*Aim*. Go through the entries and transcribe each one exactly, dropping the pictures.

*Task input*.

____

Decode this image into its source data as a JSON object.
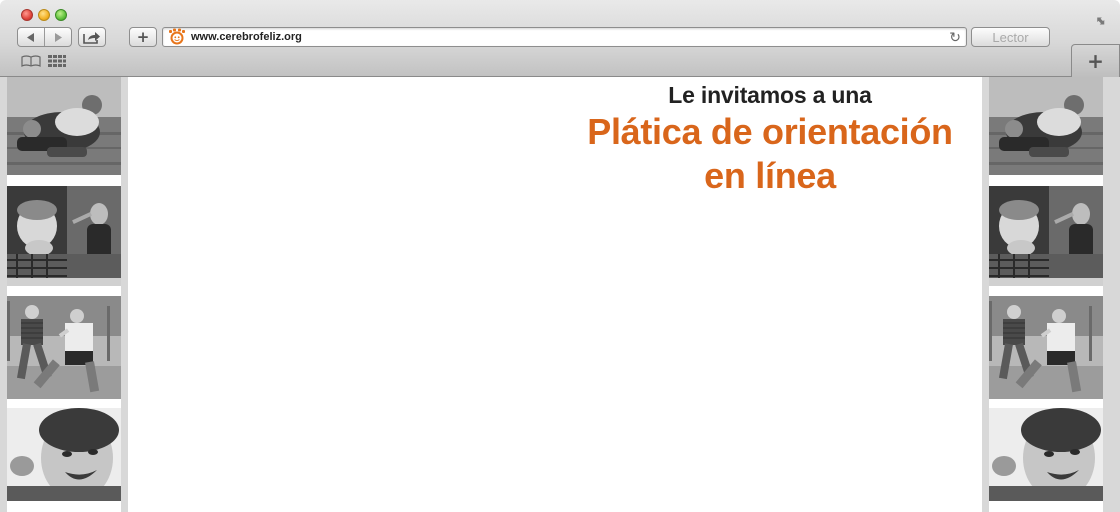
{
  "browser": {
    "url": "www.cerebrofeliz.org",
    "reader_label": "Lector",
    "new_tab_symbol": "+",
    "reload_symbol": "↻",
    "icons": [
      "back-icon",
      "forward-icon",
      "share-icon",
      "add-bookmark-icon",
      "favicon-icon",
      "reload-icon",
      "bookmarks-book-icon",
      "top-sites-grid-icon",
      "resize-icon",
      "new-tab-icon"
    ],
    "colors": {
      "favicon": "#e8751a"
    }
  },
  "page": {
    "invite_text": "Le invitamos a una",
    "title_line1": "Plática de orientación",
    "title_line2": "en línea",
    "colors": {
      "title": "#d9661b",
      "invite": "#222222"
    },
    "side_photos": [
      "children-wrestling-on-grass-photo",
      "boy-resting-chin-teacher-behind-photo",
      "boys-playing-soccer-photo",
      "boy-laughing-closeup-photo"
    ]
  }
}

____

*Response to the task*.
Decode this image into its source data as a JSON object.
{
  "browser": {
    "url": "www.cerebrofeliz.org",
    "reader_label": "Lector",
    "new_tab_symbol": "+",
    "reload_symbol": "↻",
    "icons": [
      "back-icon",
      "forward-icon",
      "share-icon",
      "add-bookmark-icon",
      "favicon-icon",
      "reload-icon",
      "bookmarks-book-icon",
      "top-sites-grid-icon",
      "resize-icon",
      "new-tab-icon"
    ],
    "colors": {
      "favicon": "#e8751a"
    }
  },
  "page": {
    "invite_text": "Le invitamos a una",
    "title_line1": "Plática de orientación",
    "title_line2": "en línea",
    "colors": {
      "title": "#d9661b",
      "invite": "#222222"
    },
    "side_photos": [
      "children-wrestling-on-grass-photo",
      "boy-resting-chin-teacher-behind-photo",
      "boys-playing-soccer-photo",
      "boy-laughing-closeup-photo"
    ]
  }
}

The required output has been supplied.